### Exercise directions:
Return every line of the listing below unchanged, from the first line to the last.
**** Provided data ****
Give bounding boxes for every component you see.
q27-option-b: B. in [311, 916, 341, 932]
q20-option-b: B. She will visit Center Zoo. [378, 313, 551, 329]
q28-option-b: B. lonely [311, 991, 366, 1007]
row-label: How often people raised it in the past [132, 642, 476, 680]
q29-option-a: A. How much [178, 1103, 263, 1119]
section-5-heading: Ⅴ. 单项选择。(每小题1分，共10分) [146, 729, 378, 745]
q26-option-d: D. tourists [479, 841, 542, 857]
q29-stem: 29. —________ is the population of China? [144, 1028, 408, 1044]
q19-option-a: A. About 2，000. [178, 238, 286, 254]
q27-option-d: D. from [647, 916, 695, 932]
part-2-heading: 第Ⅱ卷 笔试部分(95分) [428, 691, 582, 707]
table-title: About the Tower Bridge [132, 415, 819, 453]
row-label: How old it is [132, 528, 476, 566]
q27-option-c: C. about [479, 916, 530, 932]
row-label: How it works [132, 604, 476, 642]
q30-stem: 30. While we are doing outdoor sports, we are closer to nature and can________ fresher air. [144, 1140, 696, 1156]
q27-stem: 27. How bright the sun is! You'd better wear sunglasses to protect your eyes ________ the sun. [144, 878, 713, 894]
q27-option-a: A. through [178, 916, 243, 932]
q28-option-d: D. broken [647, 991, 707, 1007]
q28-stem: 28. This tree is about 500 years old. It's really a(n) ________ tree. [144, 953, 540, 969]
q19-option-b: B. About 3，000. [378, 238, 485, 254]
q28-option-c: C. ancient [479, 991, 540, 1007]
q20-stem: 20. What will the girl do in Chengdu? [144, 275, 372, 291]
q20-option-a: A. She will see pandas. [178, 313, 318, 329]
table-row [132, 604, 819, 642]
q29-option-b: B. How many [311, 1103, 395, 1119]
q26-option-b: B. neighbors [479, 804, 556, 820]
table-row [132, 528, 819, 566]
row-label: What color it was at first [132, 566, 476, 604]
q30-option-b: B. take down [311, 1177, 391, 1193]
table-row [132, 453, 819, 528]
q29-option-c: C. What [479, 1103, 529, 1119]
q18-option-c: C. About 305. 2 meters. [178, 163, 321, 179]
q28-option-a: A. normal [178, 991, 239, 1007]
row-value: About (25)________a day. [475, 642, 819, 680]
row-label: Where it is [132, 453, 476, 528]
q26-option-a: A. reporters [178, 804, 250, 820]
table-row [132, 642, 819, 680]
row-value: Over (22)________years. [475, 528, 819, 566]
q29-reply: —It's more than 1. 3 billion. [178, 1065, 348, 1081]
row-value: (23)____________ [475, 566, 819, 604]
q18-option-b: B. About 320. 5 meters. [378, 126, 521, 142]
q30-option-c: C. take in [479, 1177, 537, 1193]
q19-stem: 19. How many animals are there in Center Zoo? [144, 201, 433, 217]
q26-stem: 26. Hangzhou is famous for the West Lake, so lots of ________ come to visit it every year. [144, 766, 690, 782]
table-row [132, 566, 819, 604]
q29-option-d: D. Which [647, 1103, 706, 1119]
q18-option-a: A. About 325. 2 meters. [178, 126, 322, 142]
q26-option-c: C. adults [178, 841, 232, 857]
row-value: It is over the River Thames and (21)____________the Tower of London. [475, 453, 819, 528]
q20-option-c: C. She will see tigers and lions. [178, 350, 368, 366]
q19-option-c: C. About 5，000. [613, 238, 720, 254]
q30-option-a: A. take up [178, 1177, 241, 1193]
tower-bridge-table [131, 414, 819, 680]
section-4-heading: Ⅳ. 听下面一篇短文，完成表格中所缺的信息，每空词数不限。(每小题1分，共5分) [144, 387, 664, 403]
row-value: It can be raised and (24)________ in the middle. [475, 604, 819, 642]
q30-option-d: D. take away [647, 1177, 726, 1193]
****
### Output:
Give bounding boxes for every component you see.
q27-option-b: B. in [311, 916, 341, 932]
q20-option-b: B. She will visit Center Zoo. [378, 313, 551, 329]
q28-option-b: B. lonely [311, 991, 366, 1007]
row-label: How often people raised it in the past [132, 642, 476, 680]
q29-option-a: A. How much [178, 1103, 263, 1119]
section-5-heading: Ⅴ. 单项选择。(每小题1分，共10分) [146, 729, 378, 745]
q26-option-d: D. tourists [479, 841, 542, 857]
q29-stem: 29. —________ is the population of China? [144, 1028, 408, 1044]
q19-option-a: A. About 2，000. [178, 238, 286, 254]
q27-option-d: D. from [647, 916, 695, 932]
part-2-heading: 第Ⅱ卷 笔试部分(95分) [428, 691, 582, 707]
table-title: About the Tower Bridge [132, 415, 819, 453]
row-label: How old it is [132, 528, 476, 566]
q27-option-c: C. about [479, 916, 530, 932]
row-label: How it works [132, 604, 476, 642]
q30-stem: 30. While we are doing outdoor sports, we are closer to nature and can________ fresher air. [144, 1140, 696, 1156]
q27-stem: 27. How bright the sun is! You'd better wear sunglasses to protect your eyes ________ the sun. [144, 878, 713, 894]
q27-option-a: A. through [178, 916, 243, 932]
q28-option-d: D. broken [647, 991, 707, 1007]
q28-stem: 28. This tree is about 500 years old. It's really a(n) ________ tree. [144, 953, 540, 969]
q19-option-b: B. About 3，000. [378, 238, 485, 254]
q28-option-c: C. ancient [479, 991, 540, 1007]
q20-stem: 20. What will the girl do in Chengdu? [144, 275, 372, 291]
q20-option-a: A. She will see pandas. [178, 313, 318, 329]
table-row [132, 604, 819, 642]
q29-option-b: B. How many [311, 1103, 395, 1119]
q26-option-b: B. neighbors [479, 804, 556, 820]
table-row [132, 528, 819, 566]
row-label: What color it was at first [132, 566, 476, 604]
q30-option-b: B. take down [311, 1177, 391, 1193]
table-row [132, 453, 819, 528]
q29-option-c: C. What [479, 1103, 529, 1119]
q18-option-c: C. About 305. 2 meters. [178, 163, 321, 179]
q28-option-a: A. normal [178, 991, 239, 1007]
row-value: About (25)________a day. [475, 642, 819, 680]
row-label: Where it is [132, 453, 476, 528]
q26-option-a: A. reporters [178, 804, 250, 820]
table-row [132, 642, 819, 680]
row-value: Over (22)________years. [475, 528, 819, 566]
q29-reply: —It's more than 1. 3 billion. [178, 1065, 348, 1081]
row-value: (23)____________ [475, 566, 819, 604]
q18-option-b: B. About 320. 5 meters. [378, 126, 521, 142]
q30-option-c: C. take in [479, 1177, 537, 1193]
q19-stem: 19. How many animals are there in Center Zoo? [144, 201, 433, 217]
q26-stem: 26. Hangzhou is famous for the West Lake, so lots of ________ come to visit it every year. [144, 766, 690, 782]
table-row [132, 566, 819, 604]
q29-option-d: D. Which [647, 1103, 706, 1119]
q18-option-a: A. About 325. 2 meters. [178, 126, 322, 142]
q26-option-c: C. adults [178, 841, 232, 857]
row-value: It is over the River Thames and (21)____________the Tower of London. [475, 453, 819, 528]
q20-option-c: C. She will see tigers and lions. [178, 350, 368, 366]
q19-option-c: C. About 5，000. [613, 238, 720, 254]
q30-option-a: A. take up [178, 1177, 241, 1193]
tower-bridge-table [131, 414, 819, 680]
section-4-heading: Ⅳ. 听下面一篇短文，完成表格中所缺的信息，每空词数不限。(每小题1分，共5分) [144, 387, 664, 403]
row-value: It can be raised and (24)________ in the middle. [475, 604, 819, 642]
q30-option-d: D. take away [647, 1177, 726, 1193]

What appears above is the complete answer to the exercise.